→ **YOUR OBJECTIVE**:
Your task is to output the listing word for word, with pictures excluded.

┌─ AVAILABLE RECORDS

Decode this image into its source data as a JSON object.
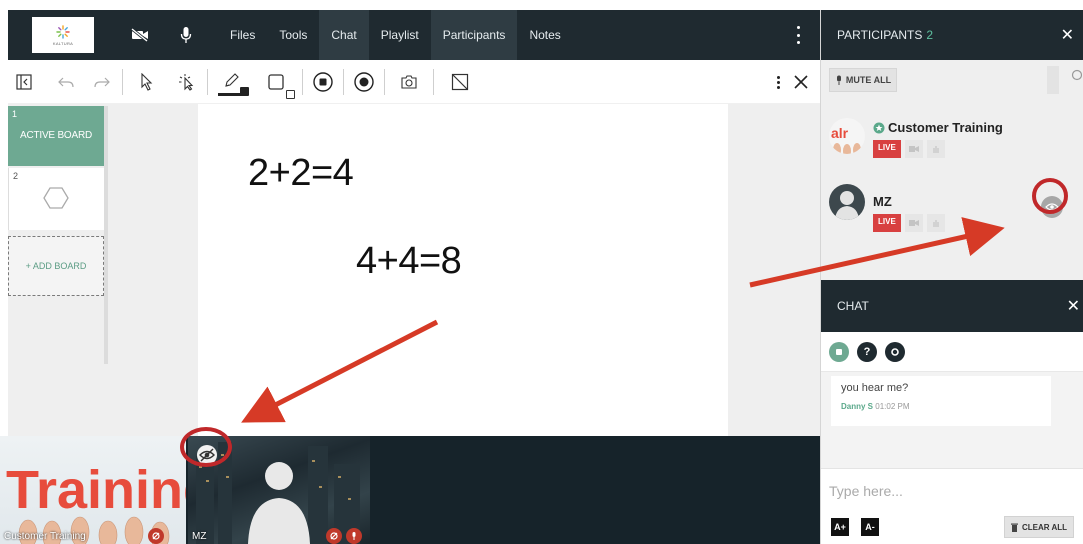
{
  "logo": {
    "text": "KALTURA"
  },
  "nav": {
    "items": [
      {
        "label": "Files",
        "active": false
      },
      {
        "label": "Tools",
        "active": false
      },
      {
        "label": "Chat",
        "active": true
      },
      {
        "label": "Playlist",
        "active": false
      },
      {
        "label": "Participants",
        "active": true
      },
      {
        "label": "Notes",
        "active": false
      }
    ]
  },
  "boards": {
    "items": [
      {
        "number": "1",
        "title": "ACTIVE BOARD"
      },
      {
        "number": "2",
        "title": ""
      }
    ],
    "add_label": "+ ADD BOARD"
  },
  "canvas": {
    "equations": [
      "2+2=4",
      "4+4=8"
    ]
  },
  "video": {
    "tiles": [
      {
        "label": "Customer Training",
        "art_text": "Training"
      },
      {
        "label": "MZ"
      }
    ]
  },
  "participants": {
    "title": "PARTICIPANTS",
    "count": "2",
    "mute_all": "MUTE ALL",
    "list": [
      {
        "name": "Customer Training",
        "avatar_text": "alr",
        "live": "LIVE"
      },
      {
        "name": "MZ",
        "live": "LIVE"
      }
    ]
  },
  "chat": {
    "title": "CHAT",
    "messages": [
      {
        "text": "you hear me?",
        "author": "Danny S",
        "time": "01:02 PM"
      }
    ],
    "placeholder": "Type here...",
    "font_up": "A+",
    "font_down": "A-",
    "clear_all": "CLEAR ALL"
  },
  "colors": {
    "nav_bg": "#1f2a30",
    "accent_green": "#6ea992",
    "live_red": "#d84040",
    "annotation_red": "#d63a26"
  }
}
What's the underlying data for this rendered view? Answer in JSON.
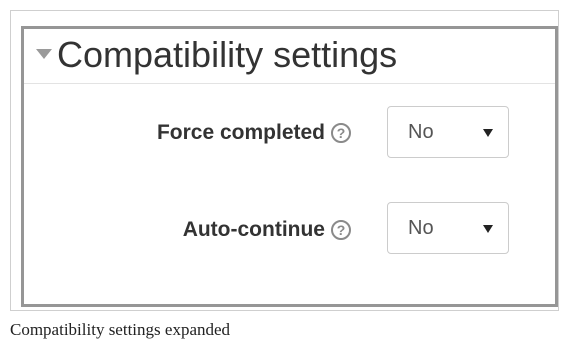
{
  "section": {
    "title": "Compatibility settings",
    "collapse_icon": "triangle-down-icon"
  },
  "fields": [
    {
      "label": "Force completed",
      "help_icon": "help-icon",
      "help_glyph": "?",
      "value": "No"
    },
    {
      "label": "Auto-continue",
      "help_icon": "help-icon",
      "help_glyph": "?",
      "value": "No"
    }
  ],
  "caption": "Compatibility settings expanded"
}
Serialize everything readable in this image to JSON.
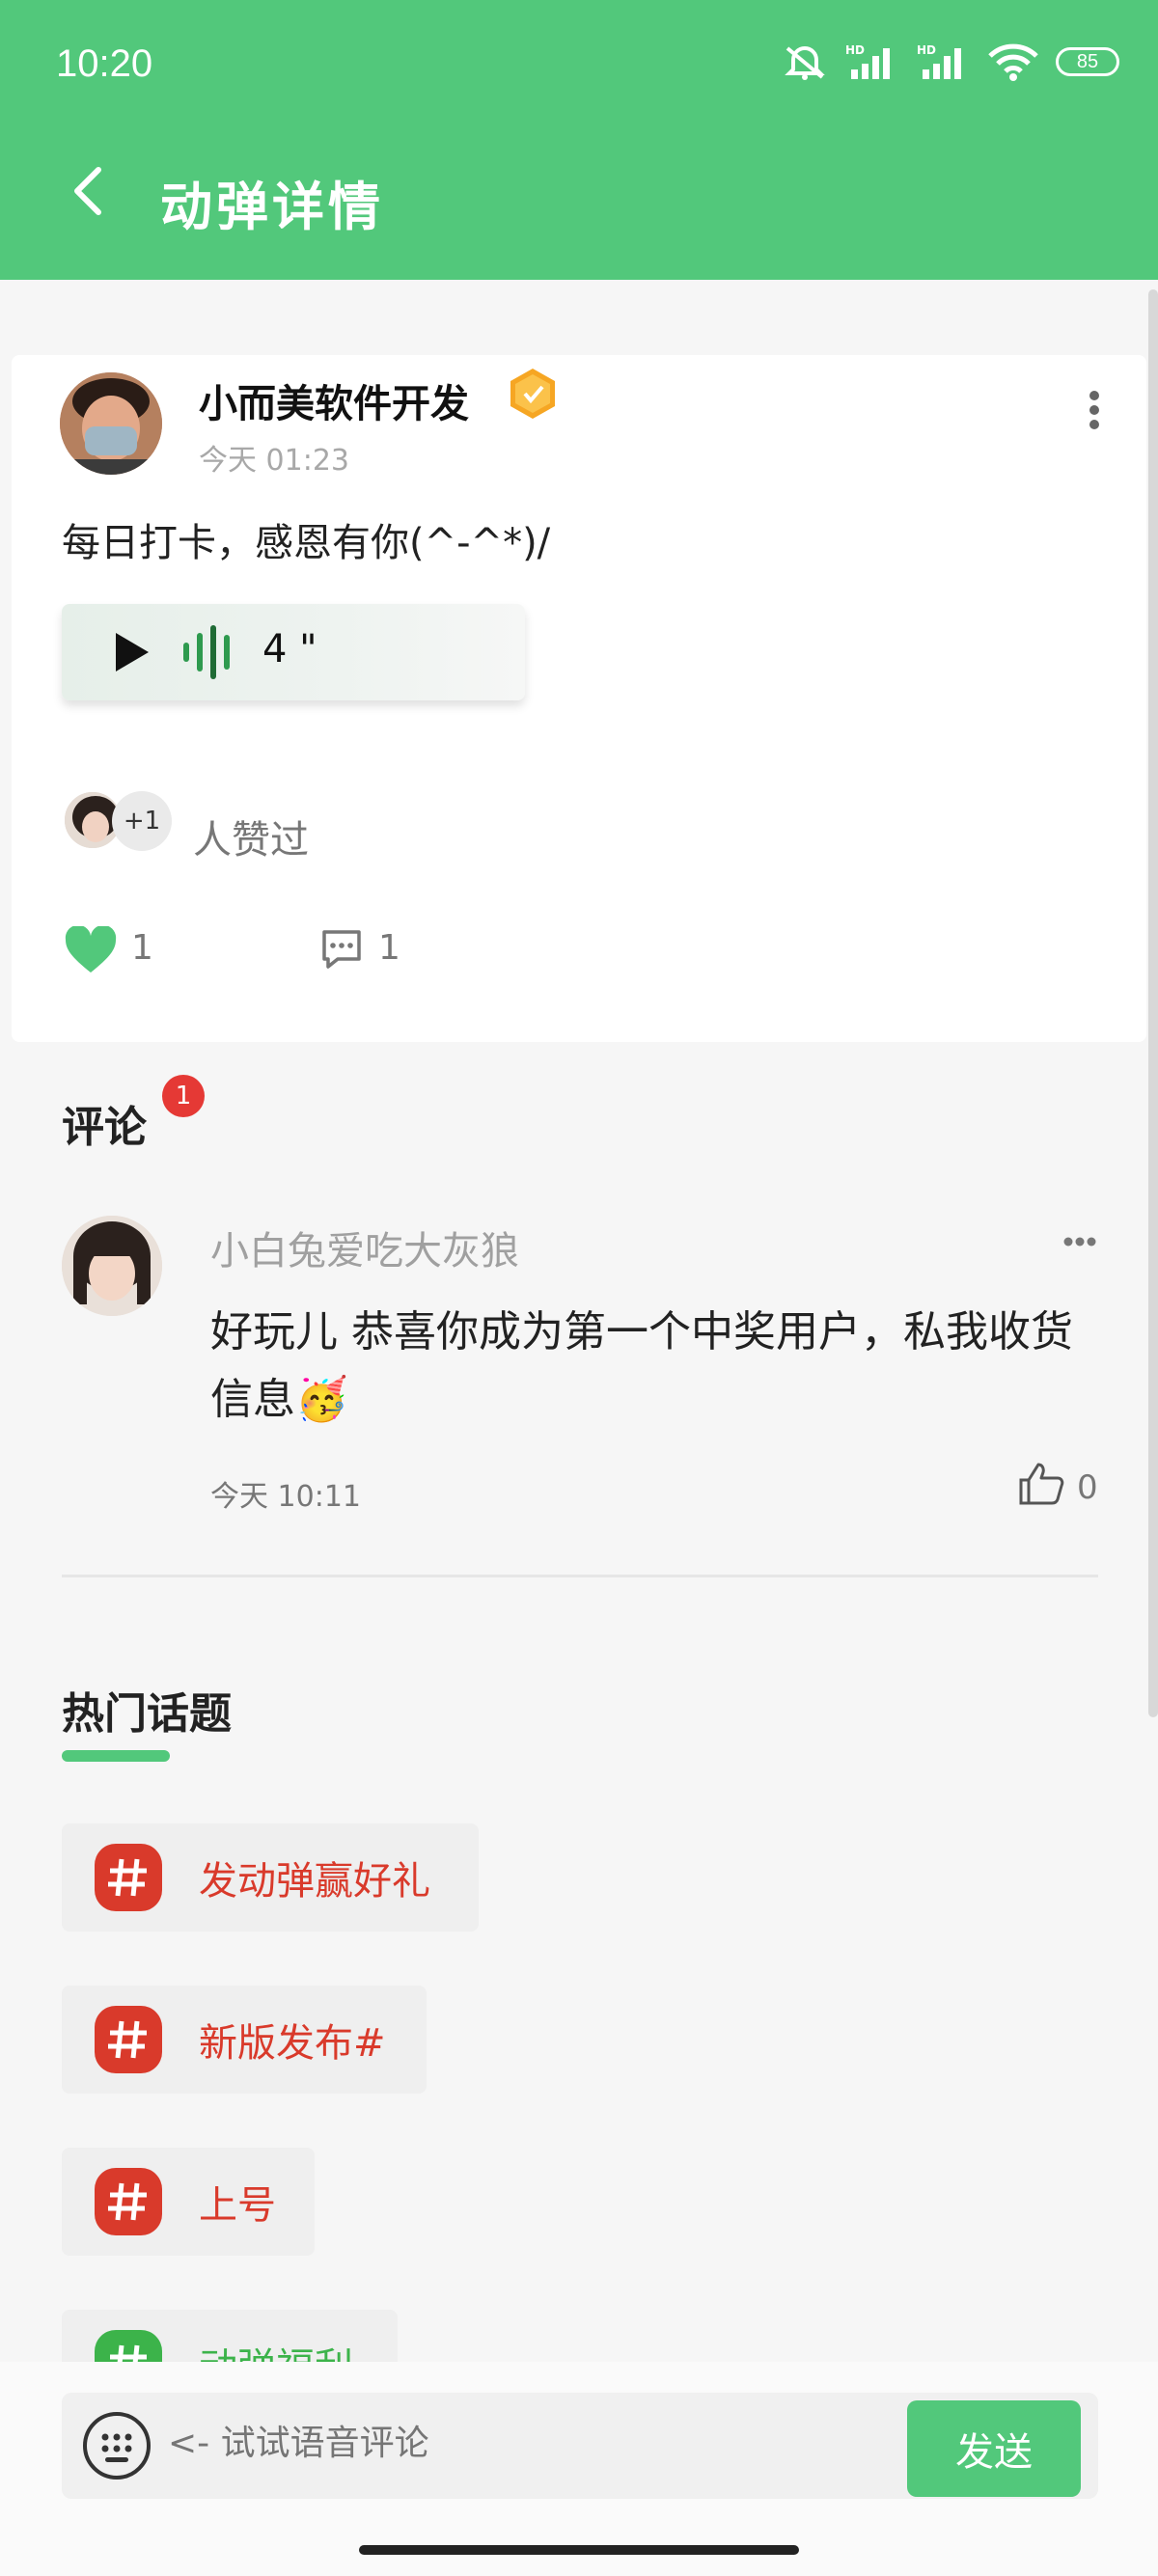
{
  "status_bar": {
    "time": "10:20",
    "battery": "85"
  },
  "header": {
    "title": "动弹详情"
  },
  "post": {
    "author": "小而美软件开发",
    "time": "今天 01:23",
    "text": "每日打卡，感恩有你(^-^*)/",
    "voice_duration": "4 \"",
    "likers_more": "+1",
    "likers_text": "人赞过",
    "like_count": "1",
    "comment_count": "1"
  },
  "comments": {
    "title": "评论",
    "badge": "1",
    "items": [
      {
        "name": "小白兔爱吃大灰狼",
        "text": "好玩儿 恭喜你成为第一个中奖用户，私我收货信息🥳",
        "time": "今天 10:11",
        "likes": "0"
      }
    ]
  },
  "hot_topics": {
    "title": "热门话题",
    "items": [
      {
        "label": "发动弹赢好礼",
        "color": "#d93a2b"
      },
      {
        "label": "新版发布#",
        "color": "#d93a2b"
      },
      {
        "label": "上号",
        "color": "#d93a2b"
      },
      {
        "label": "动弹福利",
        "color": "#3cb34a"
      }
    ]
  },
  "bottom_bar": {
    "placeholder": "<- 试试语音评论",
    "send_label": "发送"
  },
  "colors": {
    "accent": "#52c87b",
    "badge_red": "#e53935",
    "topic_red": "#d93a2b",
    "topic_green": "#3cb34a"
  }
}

└─

→ **SOLUTION TO THE EXERCISE**:
Decode this image into its source data as a JSON object.
{
  "logo": {
    "text": "KALTURA"
  },
  "nav": {
    "items": [
      {
        "label": "Files",
        "active": false
      },
      {
        "label": "Tools",
        "active": false
      },
      {
        "label": "Chat",
        "active": true
      },
      {
        "label": "Playlist",
        "active": false
      },
      {
        "label": "Participants",
        "active": true
      },
      {
        "label": "Notes",
        "active": false
      }
    ]
  },
  "boards": {
    "items": [
      {
        "number": "1",
        "title": "ACTIVE BOARD"
      },
      {
        "number": "2",
        "title": ""
      }
    ],
    "add_label": "+ ADD BOARD"
  },
  "canvas": {
    "equations": [
      "2+2=4",
      "4+4=8"
    ]
  },
  "video": {
    "tiles": [
      {
        "label": "Customer Training",
        "art_text": "Training"
      },
      {
        "label": "MZ"
      }
    ]
  },
  "participants": {
    "title": "PARTICIPANTS",
    "count": "2",
    "mute_all": "MUTE ALL",
    "list": [
      {
        "name": "Customer Training",
        "avatar_text": "alr",
        "live": "LIVE"
      },
      {
        "name": "MZ",
        "live": "LIVE"
      }
    ]
  },
  "chat": {
    "title": "CHAT",
    "messages": [
      {
        "text": "you hear me?",
        "author": "Danny S",
        "time": "01:02 PM"
      }
    ],
    "placeholder": "Type here...",
    "font_up": "A+",
    "font_down": "A-",
    "clear_all": "CLEAR ALL"
  },
  "colors": {
    "nav_bg": "#1f2a30",
    "accent_green": "#6ea992",
    "live_red": "#d84040",
    "annotation_red": "#d63a26"
  }
}
What's the underlying data for this rendered view? Answer in JSON.
{
  "section": {
    "title": "Compatibility settings",
    "collapse_icon": "triangle-down-icon"
  },
  "fields": [
    {
      "label": "Force completed",
      "help_icon": "help-icon",
      "help_glyph": "?",
      "value": "No"
    },
    {
      "label": "Auto-continue",
      "help_icon": "help-icon",
      "help_glyph": "?",
      "value": "No"
    }
  ],
  "caption": "Compatibility settings expanded"
}
Serialize everything readable in this image to JSON.
{
  "status_bar": {
    "time": "10:20",
    "battery": "85"
  },
  "header": {
    "title": "动弹详情"
  },
  "post": {
    "author": "小而美软件开发",
    "time": "今天 01:23",
    "text": "每日打卡，感恩有你(^-^*)/",
    "voice_duration": "4 \"",
    "likers_more": "+1",
    "likers_text": "人赞过",
    "like_count": "1",
    "comment_count": "1"
  },
  "comments": {
    "title": "评论",
    "badge": "1",
    "items": [
      {
        "name": "小白兔爱吃大灰狼",
        "text": "好玩儿 恭喜你成为第一个中奖用户，私我收货信息🥳",
        "time": "今天 10:11",
        "likes": "0"
      }
    ]
  },
  "hot_topics": {
    "title": "热门话题",
    "items": [
      {
        "label": "发动弹赢好礼",
        "color": "#d93a2b"
      },
      {
        "label": "新版发布#",
        "color": "#d93a2b"
      },
      {
        "label": "上号",
        "color": "#d93a2b"
      },
      {
        "label": "动弹福利",
        "color": "#3cb34a"
      }
    ]
  },
  "bottom_bar": {
    "placeholder": "<- 试试语音评论",
    "send_label": "发送"
  },
  "colors": {
    "accent": "#52c87b",
    "badge_red": "#e53935",
    "topic_red": "#d93a2b",
    "topic_green": "#3cb34a"
  }
}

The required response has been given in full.